_Request_.
Find all lines in the listing that include the word "мероприятий", then copy them.

==================================================

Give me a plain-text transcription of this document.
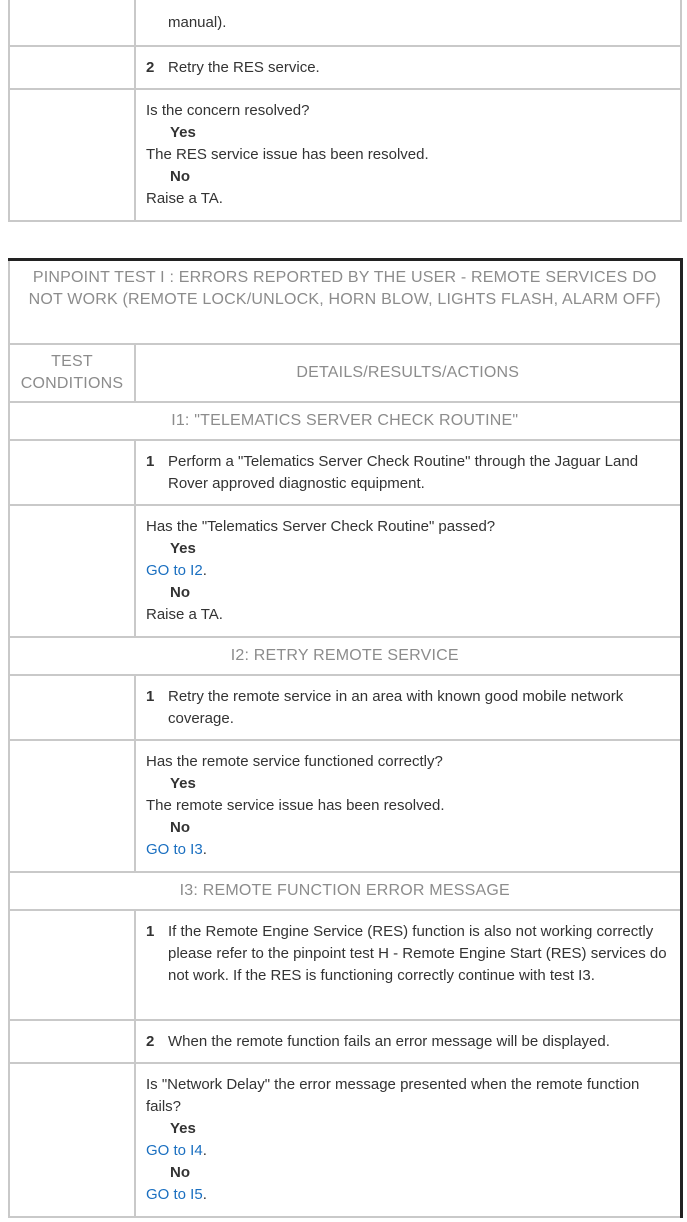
	manual).

	2 Retry the RES service.

	Is the concern resolved?
Yes
The RES service issue has been resolved.
No
Raise a TA.
PINPOINT TEST I : ERRORS REPORTED BY THE USER - REMOTE SERVICES DO NOT WORK (REMOTE LOCK/UNLOCK, HORN BLOW, LIGHTS FLASH, ALARM OFF)	

TEST CONDITIONS	DETAILS/RESULTS/ACTIONS
I1: "TELEMATICS SERVER CHECK ROUTINE"	

	1 Perform a "Telematics Server Check Routine" through the Jaguar Land Rover approved diagnostic equipment.

	Has the "Telematics Server Check Routine" passed?
Yes
GO to I2.
No
Raise a TA.

I2: RETRY REMOTE SERVICE	

	1 Retry the remote service in an area with known good mobile network coverage.

	Has the remote service functioned correctly?
Yes
The remote service issue has been resolved.
No
GO to I3.

I3: REMOTE FUNCTION ERROR MESSAGE	

	1 If the Remote Engine Service (RES) function is also not working correctly please refer to the pinpoint test H - Remote Engine Start (RES) services do not work. If the RES is functioning correctly continue with test I3.

	2 When the remote function fails an error message will be displayed.

	Is "Network Delay" the error message presented when the remote function fails?
Yes
GO to I4.
No
GO to I5.
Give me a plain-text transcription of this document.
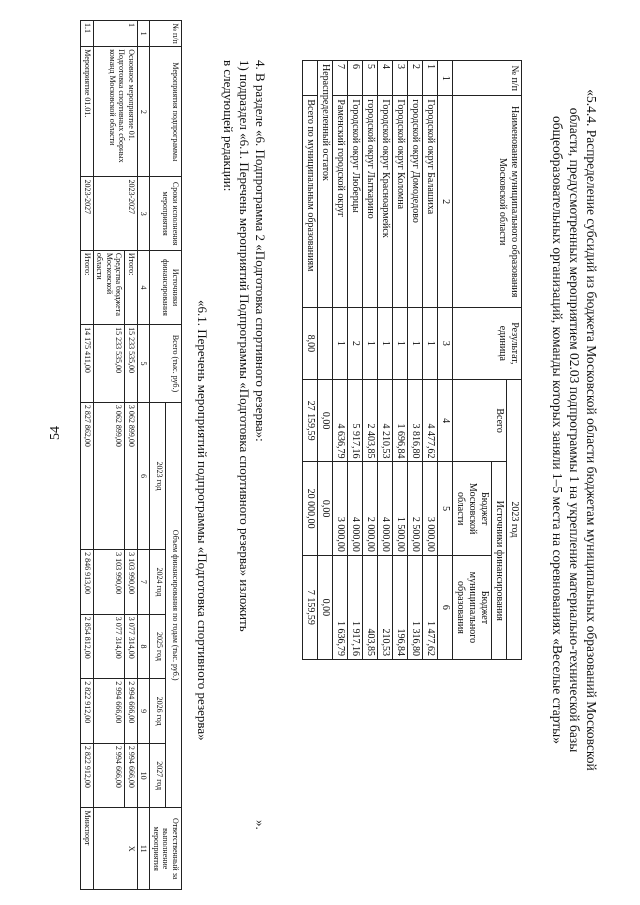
54	«5.4.4. Распределение субсидий из бюджета Московской области бюджетам муниципальных образований Московской области, предусмотренных мероприятием 02.03 подпрограммы 1 на укрепление материально-технической базы общеобразовательных организаций, команды которых заняли 1–5 места на соревнованиях «Веселые старты»
№ п/п	Наименование муниципального образования Московской области	Результат, единица	2023 год		
			Всего	Источники финансирования	
				Бюджет Московской области	Бюджет муниципального образования
1	2	3	4	5	6
1	Городской округ Балашиха	1	4 477,62	3 000,00	1 477,62
2	городской округ Домодедово	1	3 816,80	2 500,00	1 316,80
3	Городской округ Коломна	1	1 696,84	1 500,00	196,84
4	Городской округ Красноармейск	1	4 210,53	4 000,00	210,53
5	городской округ Лыткарино	1	2 403,85	2 000,00	403,85
6	Городской округ Люберцы	2	5 917,16	4 000,00	1 917,16
7	Раменский городской округ	1	4 636,79	3 000,00	1 636,79
Нераспределенный остаток			0,00	0,00	0,00
	Всего по муниципальным образованиям	8,00	27 159,59	20 000,00	7 159,59
».
4. В разделе «6. Подпрограмма 2 «Подготовка спортивного резерва»:
1) подраздел «6.1. Перечень мероприятий Подпрограммы «Подготовка спортивного резерва» изложить
в следующей редакции:
«6.1. Перечень мероприятий подпрограммы «Подготовка спортивного резерва»
№ п/п	Мероприятия подпрограммы	Сроки исполнения мероприятия	Источники финансирования	Всего (тыс. руб.)	Объем финансирования по годам (тыс. руб.)					Ответственный за выполнение мероприятия
					2023 год	2024 год	2025 год	2026 год	2027 год	
1	2	3	4	5	6	7	8	9	10	11
1	Основное мероприятие 01. Подготовка спортивных сборных команд Московской области	2023-2027	Итого:	15 233 535,00	3 062 899,00	3 103 990,00	3 077 314,00	2 994 666,00	2 994 666,00	Х
			Средства бюджета Московской области	15 233 535,00	3 062 899,00	3 103 990,00	3 077 314,00	2 994 666,00	2 994 666,00	
1.1	Мероприятие 01.01.	2023-2027	Итого:	14 175 411,00	2 827 862,00	2 846 913,00	2 854 812,00	2 822 912,00	2 822 912,00	Минспорт
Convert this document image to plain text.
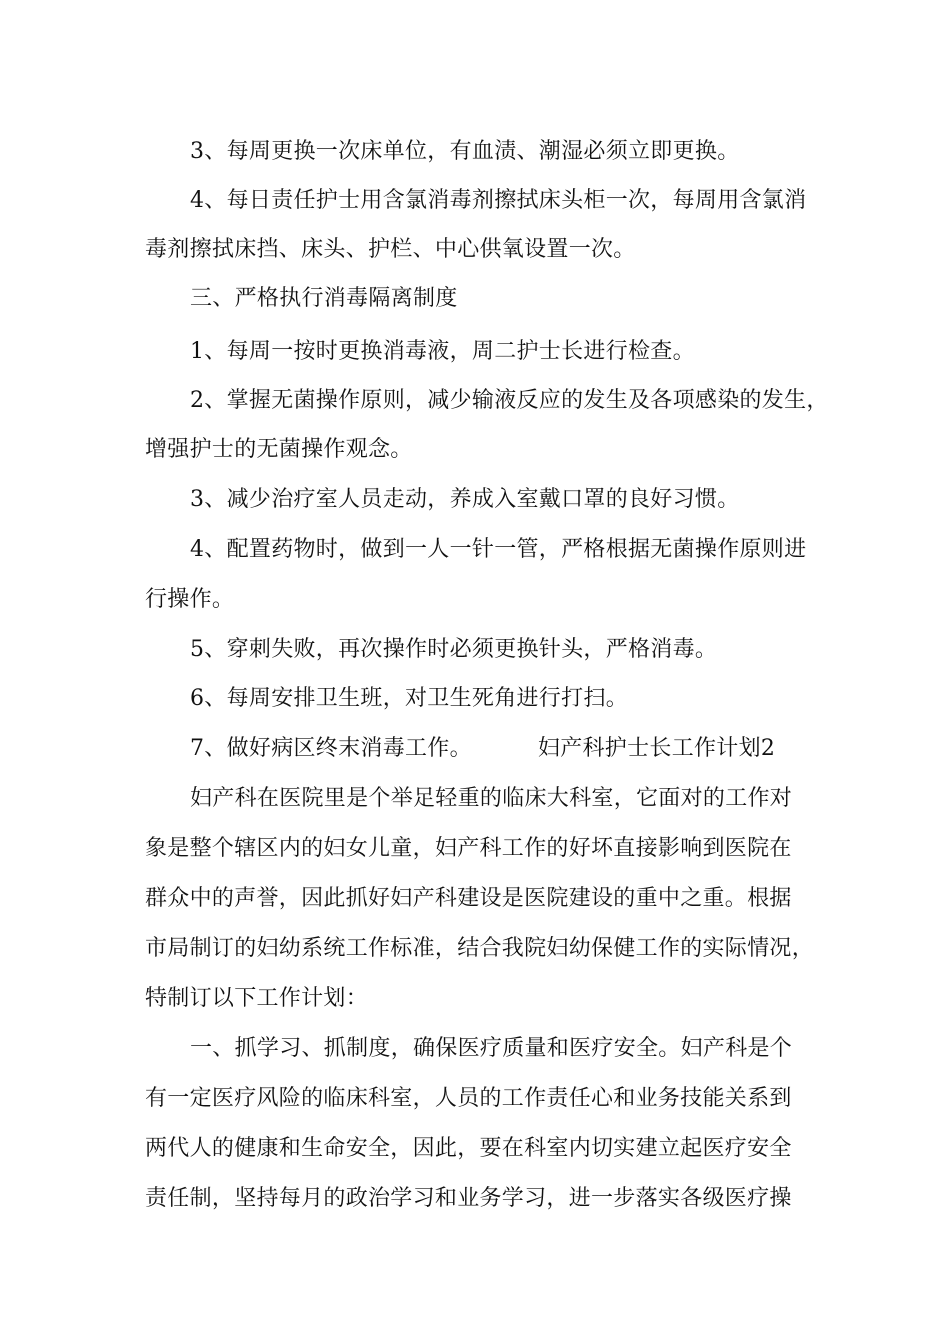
3、每周更换一次床单位，有血渍、潮湿必须立即更换。
4、每日责任护士用含氯消毒剂擦拭床头柜一次，每周用含氯消
毒剂擦拭床挡、床头、护栏、中心供氧设置一次。
三、严格执行消毒隔离制度
1、每周一按时更换消毒液，周二护士长进行检查。
2、掌握无菌操作原则，减少输液反应的发生及各项感染的发生，
增强护士的无菌操作观念。
3、减少治疗室人员走动，养成入室戴口罩的良好习惯。
4、配置药物时，做到一人一针一管，严格根据无菌操作原则进
行操作。
5、穿刺失败，再次操作时必须更换针头，严格消毒。
6、每周安排卫生班，对卫生死角进行打扫。
7、做好病区终末消毒工作。	妇产科护士长工作计划2
妇产科在医院里是个举足轻重的临床大科室，它面对的工作对
象是整个辖区内的妇女儿童，妇产科工作的好坏直接影响到医院在
群众中的声誉，因此抓好妇产科建设是医院建设的重中之重。根据
市局制订的妇幼系统工作标准，结合我院妇幼保健工作的实际情况，
特制订以下工作计划：
一、抓学习、抓制度，确保医疗质量和医疗安全。妇产科是个
有一定医疗风险的临床科室，人员的工作责任心和业务技能关系到
两代人的健康和生命安全，因此，要在科室内切实建立起医疗安全
责任制，坚持每月的政治学习和业务学习，进一步落实各级医疗操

==================================================

_Task output_.
1) подраздел «6.1. Перечень мероприятий Подпрограммы «Подготовка спортивного резерва» изложить
«6.1. Перечень мероприятий подпрограммы «Подготовка спортивного резерва»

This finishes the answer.